[Recorded data]
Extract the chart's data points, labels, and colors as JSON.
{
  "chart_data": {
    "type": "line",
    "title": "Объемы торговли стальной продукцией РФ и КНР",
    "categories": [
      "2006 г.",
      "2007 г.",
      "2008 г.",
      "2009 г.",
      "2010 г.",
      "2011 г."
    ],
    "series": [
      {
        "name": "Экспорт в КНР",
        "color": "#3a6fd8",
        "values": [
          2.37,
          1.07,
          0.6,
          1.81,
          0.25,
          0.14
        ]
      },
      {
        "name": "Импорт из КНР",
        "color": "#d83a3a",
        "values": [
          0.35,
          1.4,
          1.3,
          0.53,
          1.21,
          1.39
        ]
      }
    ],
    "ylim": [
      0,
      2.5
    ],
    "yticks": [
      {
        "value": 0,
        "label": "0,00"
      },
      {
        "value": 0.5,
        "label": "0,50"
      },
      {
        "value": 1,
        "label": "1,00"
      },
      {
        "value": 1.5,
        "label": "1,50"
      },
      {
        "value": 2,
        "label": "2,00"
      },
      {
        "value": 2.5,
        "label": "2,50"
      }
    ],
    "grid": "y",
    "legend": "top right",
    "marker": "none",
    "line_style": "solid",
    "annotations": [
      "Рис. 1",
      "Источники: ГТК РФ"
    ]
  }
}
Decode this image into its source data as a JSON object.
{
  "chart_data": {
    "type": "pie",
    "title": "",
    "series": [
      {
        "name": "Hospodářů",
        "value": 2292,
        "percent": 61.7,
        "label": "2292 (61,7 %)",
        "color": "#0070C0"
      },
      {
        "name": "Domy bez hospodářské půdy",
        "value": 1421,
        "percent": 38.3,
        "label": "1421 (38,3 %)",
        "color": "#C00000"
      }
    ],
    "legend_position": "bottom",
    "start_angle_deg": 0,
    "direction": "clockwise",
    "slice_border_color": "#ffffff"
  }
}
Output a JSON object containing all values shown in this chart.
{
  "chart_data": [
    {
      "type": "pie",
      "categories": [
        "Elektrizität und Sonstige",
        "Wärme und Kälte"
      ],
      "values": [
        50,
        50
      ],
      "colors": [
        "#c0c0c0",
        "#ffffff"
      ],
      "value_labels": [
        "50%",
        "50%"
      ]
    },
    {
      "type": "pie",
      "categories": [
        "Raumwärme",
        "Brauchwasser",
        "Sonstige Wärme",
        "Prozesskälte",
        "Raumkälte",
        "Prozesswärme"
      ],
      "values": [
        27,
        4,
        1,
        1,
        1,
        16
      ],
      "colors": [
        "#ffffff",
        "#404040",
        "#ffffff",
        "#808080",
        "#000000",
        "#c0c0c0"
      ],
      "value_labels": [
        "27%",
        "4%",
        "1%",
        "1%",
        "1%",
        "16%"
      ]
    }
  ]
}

REQUIREMENT: Extract every line from the one with "Output a JSON" down to the final line above, both included, exactly as written.

CORRECT ANSWER:
Output a JSON object containing all values shown in this chart.
{
  "chart_data": [
    {
      "type": "pie",
      "categories": [
        "Elektrizität und Sonstige",
        "Wärme und Kälte"
      ],
      "values": [
        50,
        50
      ],
      "colors": [
        "#c0c0c0",
        "#ffffff"
      ],
      "value_labels": [
        "50%",
        "50%"
      ]
    },
    {
      "type": "pie",
      "categories": [
        "Raumwärme",
        "Brauchwasser",
        "Sonstige Wärme",
        "Prozesskälte",
        "Raumkälte",
        "Prozesswärme"
      ],
      "values": [
        27,
        4,
        1,
        1,
        1,
        16
      ],
      "colors": [
        "#ffffff",
        "#404040",
        "#ffffff",
        "#808080",
        "#000000",
        "#c0c0c0"
      ],
      "value_labels": [
        "27%",
        "4%",
        "1%",
        "1%",
        "1%",
        "16%"
      ]
    }
  ]
}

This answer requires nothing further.